**TEKS YANG DIBERIKAN**
----------
Foto. Jabbar Abdullah
Dokumentasi Radar Mojokerto 23 September 2018
Romantisisme Kenangan dalam Puisi di Kota Tuhan
Judul
: Di Kota Tuhan
Aku adalah Daging yang Kau Pecah-Pecah
Penulis
: Stebby
Julionatan
Penerbit
: Indie Book Corner
Jumlah
Halaman : 130 Halaman
Terbitan
: Cetakan Pertama, 2018
ISBN
: 978-602-3093-33-5
Jenis
: Kumpulan
Puisi
Sebelum
membaca isi dalam buku ini, mungkin beberapa orang akan bertanya-tanya tentang
apa itu ‘Kota Tuhan’? Apa maksud penulis
dari ‘Daging yang Kau Pecah-Pecah’? Saya kira memang itu adalah pertanyaan
mendasar saat kita disodorkan buku bersampul putih ini.
Setiap
penulis memiliki cara dan ciri dalam mengekspresikan yang ia tulis dalam
karyanya, apa yang ia rasakan, lihat bahkan apa yang ia dengar. Bagaimana
dengan Stebby Julionatan? Penulis asal kota Probolinggo ini rupanya memiliki sebuah
keunggulan dalam karyanya kali ini. Di Kota Tuhan Aku adalah Daging yang Kau
Pecah-Pecah merupakan kumpulan puisi yang dibagi menjadi dua midrash dimana
dalam proses penyelesaiannya membutuhkan waktu sekitar dua tahun. Proses yang
panjang dimana perenungan dan pematangan karya sangat dirasakan oleh Stebby.
----------
**DATA YANG DITAMPILKAN**
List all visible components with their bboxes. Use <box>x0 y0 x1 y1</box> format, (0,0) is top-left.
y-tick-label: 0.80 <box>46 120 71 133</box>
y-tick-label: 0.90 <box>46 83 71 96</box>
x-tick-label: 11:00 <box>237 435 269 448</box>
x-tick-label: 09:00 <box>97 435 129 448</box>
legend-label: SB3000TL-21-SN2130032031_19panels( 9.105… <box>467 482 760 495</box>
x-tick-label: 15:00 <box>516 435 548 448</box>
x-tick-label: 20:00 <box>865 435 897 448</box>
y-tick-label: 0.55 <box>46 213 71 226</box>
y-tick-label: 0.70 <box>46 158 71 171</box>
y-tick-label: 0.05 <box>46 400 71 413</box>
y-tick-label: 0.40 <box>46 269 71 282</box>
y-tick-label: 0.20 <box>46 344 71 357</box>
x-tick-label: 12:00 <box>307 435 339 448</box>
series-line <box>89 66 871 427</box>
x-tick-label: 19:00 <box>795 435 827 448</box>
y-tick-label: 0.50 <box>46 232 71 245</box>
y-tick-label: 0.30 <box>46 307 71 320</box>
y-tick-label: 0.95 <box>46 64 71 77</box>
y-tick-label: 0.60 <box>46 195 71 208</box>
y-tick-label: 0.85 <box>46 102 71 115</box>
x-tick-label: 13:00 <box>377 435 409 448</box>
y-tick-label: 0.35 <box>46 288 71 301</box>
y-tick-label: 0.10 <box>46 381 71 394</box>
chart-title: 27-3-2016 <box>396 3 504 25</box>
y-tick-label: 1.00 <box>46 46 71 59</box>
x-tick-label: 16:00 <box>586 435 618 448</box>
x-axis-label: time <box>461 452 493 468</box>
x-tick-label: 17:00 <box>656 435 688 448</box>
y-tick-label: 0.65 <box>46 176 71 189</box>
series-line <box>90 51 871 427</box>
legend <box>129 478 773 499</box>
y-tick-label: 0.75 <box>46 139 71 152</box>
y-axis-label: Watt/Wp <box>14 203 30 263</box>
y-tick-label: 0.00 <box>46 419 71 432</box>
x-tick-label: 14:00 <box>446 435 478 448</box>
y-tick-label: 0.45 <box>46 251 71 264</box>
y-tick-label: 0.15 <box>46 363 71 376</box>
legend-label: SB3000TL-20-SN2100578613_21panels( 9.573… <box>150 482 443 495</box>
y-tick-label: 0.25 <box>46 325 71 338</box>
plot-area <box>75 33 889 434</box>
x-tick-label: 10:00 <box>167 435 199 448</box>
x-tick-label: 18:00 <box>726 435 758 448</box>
----------
**TUGAS**
Lanjutkan ulasan tentang buku puisi Di Kota Tuhan karya Stebby Julionatan, mulai dari setelah kalimat terakhirnya. Data tadi tidak perlu dipakai.

**HASIL TUGAS**
Mengusung
lokalitas, Stebby menceritakan setiap sudut kota Probolinggo dengan romantisme
yang mampu menggelitik perasaan. Rabu dan Biru adalah dua tokoh yang seakan mengantar
bagaimana penulis mempuisikan apa yang ia rasakan. Keunikan lainnya dalam puisi
ini adalah penyajiannya yang ditulis seperti ayat-ayat seperti dalam alkitab. Penggunaan
diksi yang sangat indah serta untaian kata yang mampu membawa kita kesebuah kenangan
yang mungkin memang dilalui oleh penulis secara pribadi.
1 Bromo
seperti bentangn yang membawa kembali kenangan.
2 Ia
seperti rentang yang memeluk kembali kenangan.
… (Hal.36)
Dalam salah satu puisi di Midrash
pertama, Stebby rupanya ingin mengajak kita bermain-main dengan kota
Probolinggo dan kenangan yang ia miliki. Dalam puisi ini, Bromo menjadi sebuah
sorotan puisi kenangan yang penulis rasakan. Bahkan pemilihan kata dalam
kalimatnya seakan melemparkan kita tepat di hamparan pasir Gunung Bromo sembari
merasakan apa yang dirasakan oleh penulis kala itu.
Pada sebuah
puisi yang diberi judul, “Serva Ordinem
et Ordo Servabit Te”* (Taatilah ‘Hukum’ maka ‘Hukum’ pun akan baik terhadapmu).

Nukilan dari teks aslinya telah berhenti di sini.